_DIRECTIONS FOR THIS TASK_:
Reproduce all of the listing below without alteration.

_Entries taken from a collection_:
────────────────────────────────────────
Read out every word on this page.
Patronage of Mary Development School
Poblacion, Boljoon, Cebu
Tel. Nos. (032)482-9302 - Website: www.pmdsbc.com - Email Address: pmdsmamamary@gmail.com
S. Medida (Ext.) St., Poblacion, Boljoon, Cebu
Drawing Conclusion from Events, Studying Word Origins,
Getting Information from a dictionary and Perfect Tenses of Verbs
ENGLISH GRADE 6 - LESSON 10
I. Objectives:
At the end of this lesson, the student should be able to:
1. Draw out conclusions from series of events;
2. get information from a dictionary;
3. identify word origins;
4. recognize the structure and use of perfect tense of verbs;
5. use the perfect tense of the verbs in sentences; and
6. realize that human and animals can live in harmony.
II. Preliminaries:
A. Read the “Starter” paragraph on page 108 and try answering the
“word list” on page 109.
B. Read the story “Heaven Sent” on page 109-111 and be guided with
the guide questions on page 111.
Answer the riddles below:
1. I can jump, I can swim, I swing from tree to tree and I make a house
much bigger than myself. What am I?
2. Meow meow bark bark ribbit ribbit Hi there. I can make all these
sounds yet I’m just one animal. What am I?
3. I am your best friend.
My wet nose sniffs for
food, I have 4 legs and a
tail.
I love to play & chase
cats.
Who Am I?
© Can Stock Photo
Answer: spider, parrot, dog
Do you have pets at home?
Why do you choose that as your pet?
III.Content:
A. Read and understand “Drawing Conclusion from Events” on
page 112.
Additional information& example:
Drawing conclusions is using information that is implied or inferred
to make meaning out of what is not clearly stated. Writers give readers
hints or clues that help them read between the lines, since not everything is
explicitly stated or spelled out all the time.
────────────────────────────────────────
_EXERCISE RESULT_:
Read out every word on this page.
Patronage of Mary Development School
Poblacion, Boljoon, Cebu
Tel. Nos. (032)482-9302 - Website: www.pmdsbc.com - Email Address: pmdsmamamary@gmail.com
S. Medida (Ext.) St., Poblacion, Boljoon, Cebu
Drawing Conclusion from Events, Studying Word Origins,
Getting Information from a dictionary and Perfect Tenses of Verbs
ENGLISH GRADE 6 - LESSON 10
I. Objectives:
At the end of this lesson, the student should be able to:
1. Draw out conclusions from series of events;
2. get information from a dictionary;
3. identify word origins;
4. recognize the structure and use of perfect tense of verbs;
5. use the perfect tense of the verbs in sentences; and
6. realize that human and animals can live in harmony.
II. Preliminaries:
A. Read the “Starter” paragraph on page 108 and try answering the
“word list” on page 109.
B. Read the story “Heaven Sent” on page 109-111 and be guided with
the guide questions on page 111.
Answer the riddles below:
1. I can jump, I can swim, I swing from tree to tree and I make a house
much bigger than myself. What am I?
2. Meow meow bark bark ribbit ribbit Hi there. I can make all these
sounds yet I’m just one animal. What am I?
3. I am your best friend.
My wet nose sniffs for
food, I have 4 legs and a
tail.
I love to play & chase
cats.
Who Am I?
© Can Stock Photo
Answer: spider, parrot, dog
Do you have pets at home?
Why do you choose that as your pet?
III.Content:
A. Read and understand “Drawing Conclusion from Events” on
page 112.
Additional information& example:
Drawing conclusions is using information that is implied or inferred
to make meaning out of what is not clearly stated. Writers give readers
hints or clues that help them read between the lines, since not everything is
explicitly stated or spelled out all the time.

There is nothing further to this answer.